Find each line holding the word "this" and give the number of such lines, nothing else.

◆ ◆ ◆ ◆ ◆

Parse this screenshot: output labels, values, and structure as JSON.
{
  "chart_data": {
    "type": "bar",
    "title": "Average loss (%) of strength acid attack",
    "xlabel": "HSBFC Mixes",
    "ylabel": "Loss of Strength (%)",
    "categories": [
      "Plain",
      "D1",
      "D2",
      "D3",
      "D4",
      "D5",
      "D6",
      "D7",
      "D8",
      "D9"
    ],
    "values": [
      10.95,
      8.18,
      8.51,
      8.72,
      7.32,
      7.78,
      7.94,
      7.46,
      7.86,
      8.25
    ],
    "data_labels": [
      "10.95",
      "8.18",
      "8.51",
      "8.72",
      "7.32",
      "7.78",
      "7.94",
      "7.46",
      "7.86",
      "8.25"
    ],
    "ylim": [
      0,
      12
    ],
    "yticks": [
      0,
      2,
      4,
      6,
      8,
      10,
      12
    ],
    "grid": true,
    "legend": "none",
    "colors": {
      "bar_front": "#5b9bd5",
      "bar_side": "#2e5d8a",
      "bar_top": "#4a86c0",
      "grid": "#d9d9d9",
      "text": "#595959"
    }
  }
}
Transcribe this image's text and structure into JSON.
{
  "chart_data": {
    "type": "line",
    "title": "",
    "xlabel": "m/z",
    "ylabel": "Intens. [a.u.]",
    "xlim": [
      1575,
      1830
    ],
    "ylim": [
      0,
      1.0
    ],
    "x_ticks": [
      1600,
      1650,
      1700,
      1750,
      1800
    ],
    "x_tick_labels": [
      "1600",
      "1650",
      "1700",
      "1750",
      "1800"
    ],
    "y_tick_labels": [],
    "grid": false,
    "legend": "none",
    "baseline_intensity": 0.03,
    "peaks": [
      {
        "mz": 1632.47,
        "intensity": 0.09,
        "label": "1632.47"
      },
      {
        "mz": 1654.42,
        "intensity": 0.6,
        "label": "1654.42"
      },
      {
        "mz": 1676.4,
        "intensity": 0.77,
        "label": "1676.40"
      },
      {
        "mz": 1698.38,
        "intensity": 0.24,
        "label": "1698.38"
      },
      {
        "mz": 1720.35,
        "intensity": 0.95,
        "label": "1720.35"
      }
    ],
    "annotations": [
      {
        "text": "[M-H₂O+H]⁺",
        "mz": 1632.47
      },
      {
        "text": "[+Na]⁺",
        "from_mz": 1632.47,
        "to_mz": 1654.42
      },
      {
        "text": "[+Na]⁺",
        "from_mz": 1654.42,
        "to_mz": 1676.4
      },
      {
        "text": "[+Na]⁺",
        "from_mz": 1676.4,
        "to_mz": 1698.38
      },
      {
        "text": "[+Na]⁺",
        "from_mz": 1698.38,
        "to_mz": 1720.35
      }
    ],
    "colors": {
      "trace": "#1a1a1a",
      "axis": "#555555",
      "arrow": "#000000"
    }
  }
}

◆ ◆ ◆ ◆ ◆

### ANSWER
2